WRITTEN TASK » Give back the full listing, character for character, with no pictures.

— Start SUPPLIED ENTRIES —

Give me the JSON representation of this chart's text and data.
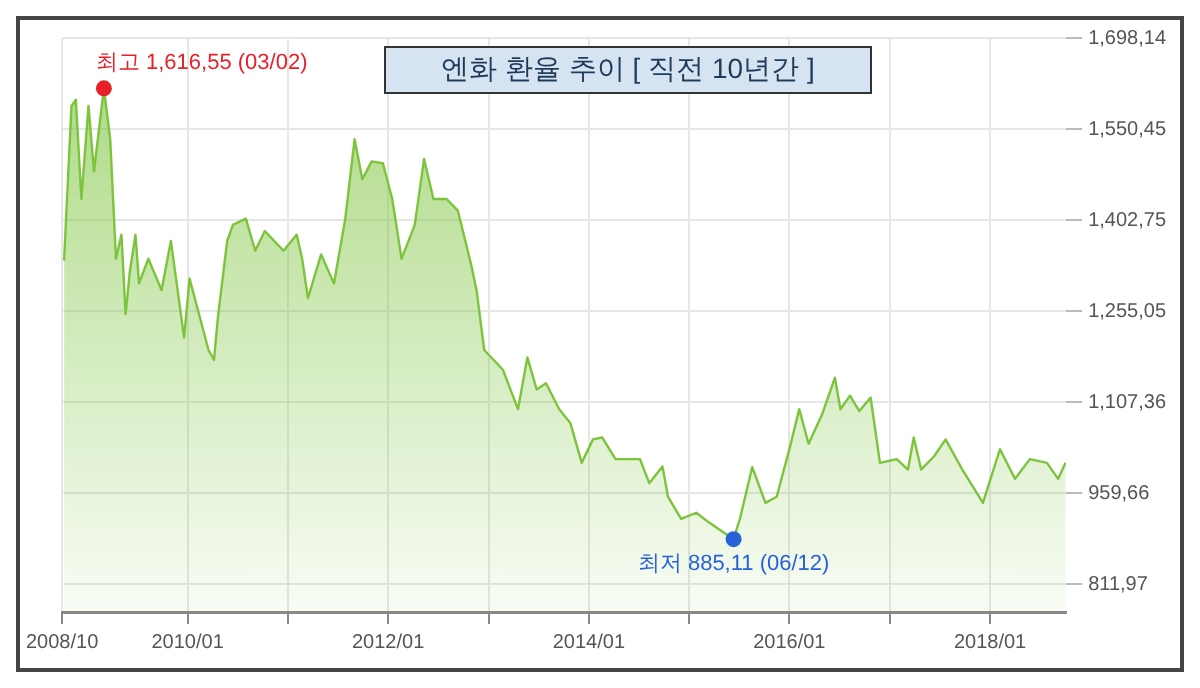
{
  "chart_data": {
    "type": "area",
    "title": "엔화 환율 추이 [ 직전 10년간 ]",
    "color": "#7cc43c",
    "x": [
      "2008-10-08",
      "2008-11-04",
      "2008-11-20",
      "2008-12-10",
      "2009-01-05",
      "2009-01-25",
      "2009-03-02",
      "2009-03-25",
      "2009-04-15",
      "2009-05-05",
      "2009-05-20",
      "2009-06-05",
      "2009-06-25",
      "2009-07-08",
      "2009-08-11",
      "2009-09-28",
      "2009-11-01",
      "2009-12-19",
      "2010-01-08",
      "2010-03-18",
      "2010-04-07",
      "2010-04-21",
      "2010-05-25",
      "2010-06-15",
      "2010-08-01",
      "2010-09-04",
      "2010-10-09",
      "2010-12-16",
      "2011-02-02",
      "2011-02-22",
      "2011-03-15",
      "2011-05-02",
      "2011-06-18",
      "2011-07-29",
      "2011-09-01",
      "2011-09-29",
      "2011-11-02",
      "2011-12-13",
      "2012-01-16",
      "2012-02-19",
      "2012-04-07",
      "2012-05-11",
      "2012-06-14",
      "2012-08-01",
      "2012-09-11",
      "2012-10-29",
      "2012-11-18",
      "2012-12-16",
      "2013-02-22",
      "2013-04-18",
      "2013-05-22",
      "2013-06-25",
      "2013-07-29",
      "2013-09-15",
      "2013-10-26",
      "2013-12-06",
      "2014-01-16",
      "2014-02-19",
      "2014-04-08",
      "2014-07-06",
      "2014-08-09",
      "2014-09-26",
      "2014-10-16",
      "2014-12-03",
      "2015-01-27",
      "2015-03-15",
      "2015-06-12",
      "2015-07-05",
      "2015-08-19",
      "2015-10-06",
      "2015-11-16",
      "2016-01-03",
      "2016-02-06",
      "2016-03-11",
      "2016-04-28",
      "2016-06-15",
      "2016-07-05",
      "2016-08-09",
      "2016-09-12",
      "2016-10-23",
      "2016-11-26",
      "2017-01-26",
      "2017-03-08",
      "2017-03-29",
      "2017-04-25",
      "2017-06-12",
      "2017-07-23",
      "2017-09-22",
      "2017-12-06",
      "2018-02-06",
      "2018-04-02",
      "2018-05-26",
      "2018-07-27",
      "2018-09-06",
      "2018-10-03"
    ],
    "values": [
      1337,
      1588,
      1598,
      1437,
      1588,
      1482,
      1616.55,
      1534,
      1340,
      1379,
      1250,
      1321,
      1379,
      1300,
      1340,
      1289,
      1369,
      1212,
      1308,
      1192,
      1176,
      1244,
      1369,
      1395,
      1405,
      1353,
      1385,
      1353,
      1379,
      1340,
      1276,
      1347,
      1300,
      1405,
      1534,
      1469,
      1498,
      1495,
      1437,
      1340,
      1395,
      1502,
      1437,
      1437,
      1418,
      1331,
      1289,
      1192,
      1160,
      1096,
      1180,
      1128,
      1138,
      1096,
      1073,
      1009,
      1047,
      1050,
      1015,
      1015,
      976,
      1003,
      954,
      918,
      928,
      912,
      885.11,
      918,
      1002,
      944,
      954,
      1034,
      1096,
      1040,
      1086,
      1147,
      1096,
      1118,
      1093,
      1115,
      1009,
      1015,
      998,
      1050,
      998,
      1020,
      1047,
      998,
      944,
      1031,
      983,
      1015,
      1009,
      983,
      1009
    ],
    "xlim": [
      "2008-10-01",
      "2018-10-05"
    ],
    "xticks": [
      {
        "value": "2008-10-01",
        "label": "2008/10"
      },
      {
        "value": "2010-01-01",
        "label": "2010/01"
      },
      {
        "value": "2011-01-01",
        "label": null
      },
      {
        "value": "2012-01-01",
        "label": "2012/01"
      },
      {
        "value": "2013-01-01",
        "label": null
      },
      {
        "value": "2014-01-01",
        "label": "2014/01"
      },
      {
        "value": "2015-01-01",
        "label": null
      },
      {
        "value": "2016-01-01",
        "label": "2016/01"
      },
      {
        "value": "2017-01-01",
        "label": null
      },
      {
        "value": "2018-01-01",
        "label": "2018/01"
      }
    ],
    "ylim": [
      767,
      1698.14
    ],
    "yticks": [
      {
        "value": 811.97,
        "label": "811,97"
      },
      {
        "value": 959.66,
        "label": "959,66"
      },
      {
        "value": 1107.36,
        "label": "1,107,36"
      },
      {
        "value": 1255.05,
        "label": "1,255,05"
      },
      {
        "value": 1402.75,
        "label": "1,402,75"
      },
      {
        "value": 1550.45,
        "label": "1,550,45"
      },
      {
        "value": 1698.14,
        "label": "1,698,14"
      }
    ],
    "grid": true,
    "annotations": [
      {
        "text": "최고 1,616,55 (03/02)",
        "x": "2009-03-02",
        "y": 1616.55
      },
      {
        "text": "최저 885,11 (06/12)",
        "x": "2015-06-12",
        "y": 885.11
      }
    ]
  }
}
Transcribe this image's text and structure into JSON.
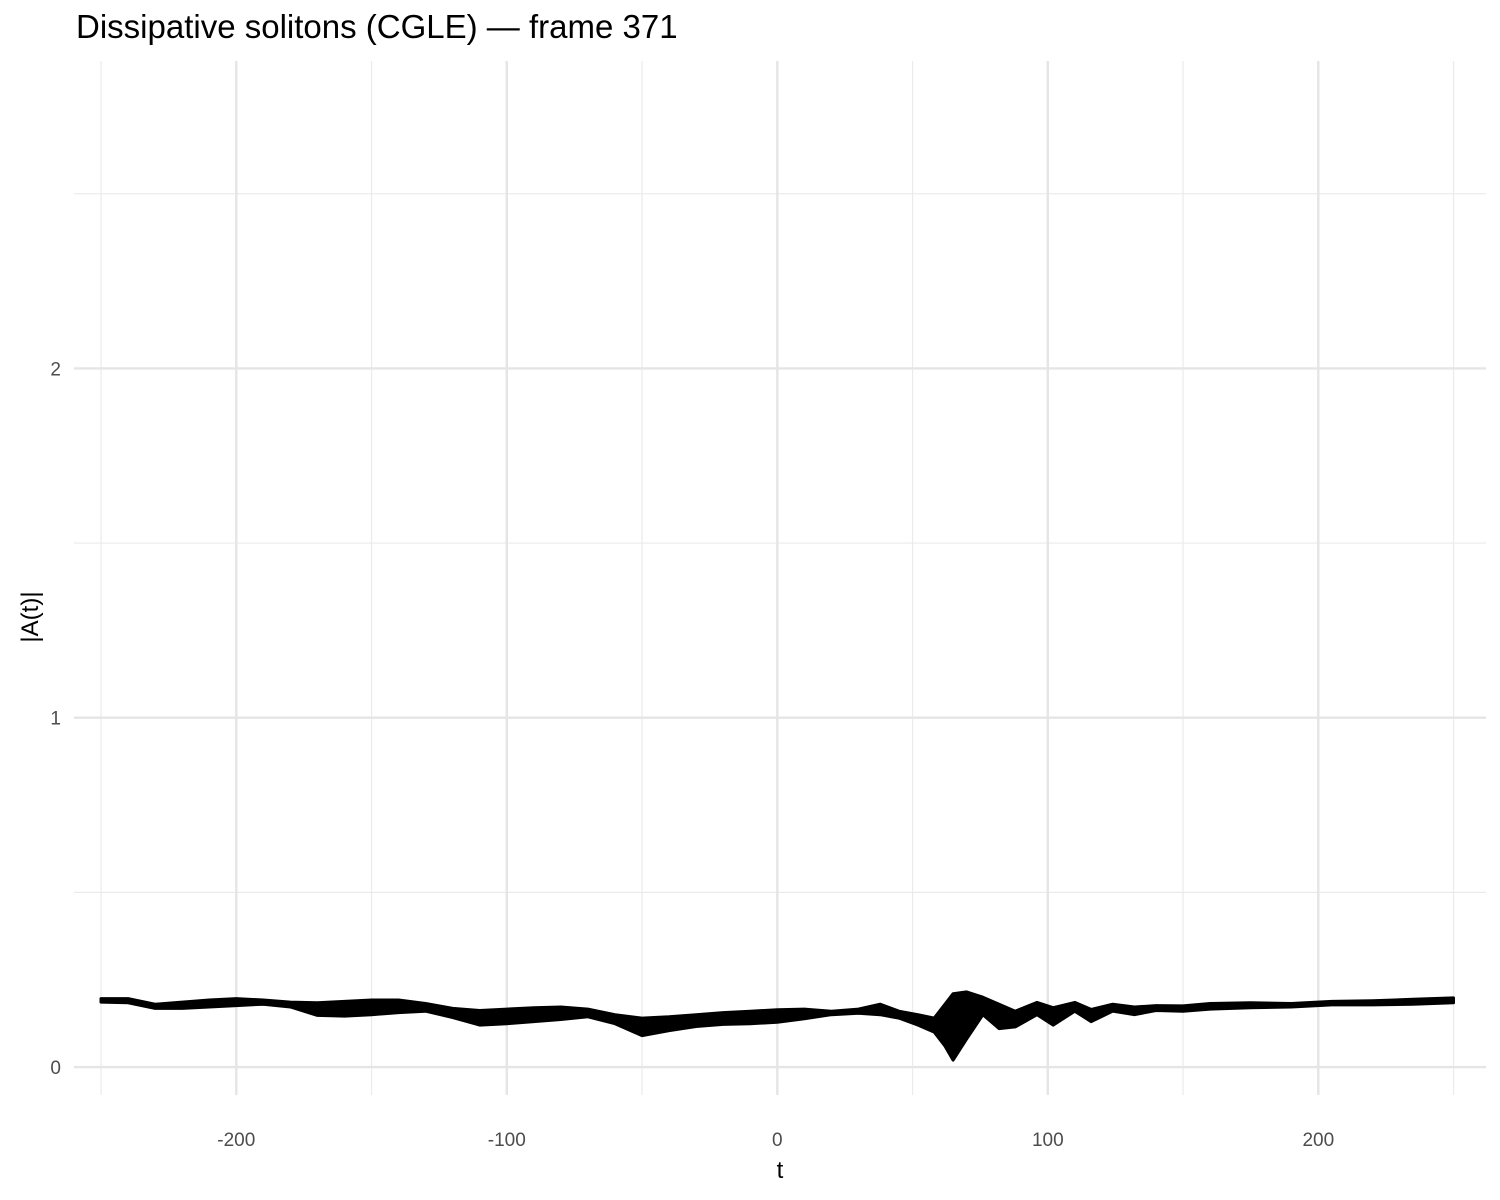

— End SUPPLIED ENTRIES —

ANSWER FOR THE TASK »
Give me the JSON representation of this chart's text and data.
{
  "chart_data": {
    "type": "area",
    "title": "엔화 환율 추이 [ 직전 10년간 ]",
    "color": "#7cc43c",
    "x": [
      "2008-10-08",
      "2008-11-04",
      "2008-11-20",
      "2008-12-10",
      "2009-01-05",
      "2009-01-25",
      "2009-03-02",
      "2009-03-25",
      "2009-04-15",
      "2009-05-05",
      "2009-05-20",
      "2009-06-05",
      "2009-06-25",
      "2009-07-08",
      "2009-08-11",
      "2009-09-28",
      "2009-11-01",
      "2009-12-19",
      "2010-01-08",
      "2010-03-18",
      "2010-04-07",
      "2010-04-21",
      "2010-05-25",
      "2010-06-15",
      "2010-08-01",
      "2010-09-04",
      "2010-10-09",
      "2010-12-16",
      "2011-02-02",
      "2011-02-22",
      "2011-03-15",
      "2011-05-02",
      "2011-06-18",
      "2011-07-29",
      "2011-09-01",
      "2011-09-29",
      "2011-11-02",
      "2011-12-13",
      "2012-01-16",
      "2012-02-19",
      "2012-04-07",
      "2012-05-11",
      "2012-06-14",
      "2012-08-01",
      "2012-09-11",
      "2012-10-29",
      "2012-11-18",
      "2012-12-16",
      "2013-02-22",
      "2013-04-18",
      "2013-05-22",
      "2013-06-25",
      "2013-07-29",
      "2013-09-15",
      "2013-10-26",
      "2013-12-06",
      "2014-01-16",
      "2014-02-19",
      "2014-04-08",
      "2014-07-06",
      "2014-08-09",
      "2014-09-26",
      "2014-10-16",
      "2014-12-03",
      "2015-01-27",
      "2015-03-15",
      "2015-06-12",
      "2015-07-05",
      "2015-08-19",
      "2015-10-06",
      "2015-11-16",
      "2016-01-03",
      "2016-02-06",
      "2016-03-11",
      "2016-04-28",
      "2016-06-15",
      "2016-07-05",
      "2016-08-09",
      "2016-09-12",
      "2016-10-23",
      "2016-11-26",
      "2017-01-26",
      "2017-03-08",
      "2017-03-29",
      "2017-04-25",
      "2017-06-12",
      "2017-07-23",
      "2017-09-22",
      "2017-12-06",
      "2018-02-06",
      "2018-04-02",
      "2018-05-26",
      "2018-07-27",
      "2018-09-06",
      "2018-10-03"
    ],
    "values": [
      1337,
      1588,
      1598,
      1437,
      1588,
      1482,
      1616.55,
      1534,
      1340,
      1379,
      1250,
      1321,
      1379,
      1300,
      1340,
      1289,
      1369,
      1212,
      1308,
      1192,
      1176,
      1244,
      1369,
      1395,
      1405,
      1353,
      1385,
      1353,
      1379,
      1340,
      1276,
      1347,
      1300,
      1405,
      1534,
      1469,
      1498,
      1495,
      1437,
      1340,
      1395,
      1502,
      1437,
      1437,
      1418,
      1331,
      1289,
      1192,
      1160,
      1096,
      1180,
      1128,
      1138,
      1096,
      1073,
      1009,
      1047,
      1050,
      1015,
      1015,
      976,
      1003,
      954,
      918,
      928,
      912,
      885.11,
      918,
      1002,
      944,
      954,
      1034,
      1096,
      1040,
      1086,
      1147,
      1096,
      1118,
      1093,
      1115,
      1009,
      1015,
      998,
      1050,
      998,
      1020,
      1047,
      998,
      944,
      1031,
      983,
      1015,
      1009,
      983,
      1009
    ],
    "xlim": [
      "2008-10-01",
      "2018-10-05"
    ],
    "xticks": [
      {
        "value": "2008-10-01",
        "label": "2008/10"
      },
      {
        "value": "2010-01-01",
        "label": "2010/01"
      },
      {
        "value": "2011-01-01",
        "label": null
      },
      {
        "value": "2012-01-01",
        "label": "2012/01"
      },
      {
        "value": "2013-01-01",
        "label": null
      },
      {
        "value": "2014-01-01",
        "label": "2014/01"
      },
      {
        "value": "2015-01-01",
        "label": null
      },
      {
        "value": "2016-01-01",
        "label": "2016/01"
      },
      {
        "value": "2017-01-01",
        "label": null
      },
      {
        "value": "2018-01-01",
        "label": "2018/01"
      }
    ],
    "ylim": [
      767,
      1698.14
    ],
    "yticks": [
      {
        "value": 811.97,
        "label": "811,97"
      },
      {
        "value": 959.66,
        "label": "959,66"
      },
      {
        "value": 1107.36,
        "label": "1,107,36"
      },
      {
        "value": 1255.05,
        "label": "1,255,05"
      },
      {
        "value": 1402.75,
        "label": "1,402,75"
      },
      {
        "value": 1550.45,
        "label": "1,550,45"
      },
      {
        "value": 1698.14,
        "label": "1,698,14"
      }
    ],
    "grid": true,
    "annotations": [
      {
        "text": "최고 1,616,55 (03/02)",
        "x": "2009-03-02",
        "y": 1616.55
      },
      {
        "text": "최저 885,11 (06/12)",
        "x": "2015-06-12",
        "y": 885.11
      }
    ]
  }
}
Transcribe this image's text and structure into JSON.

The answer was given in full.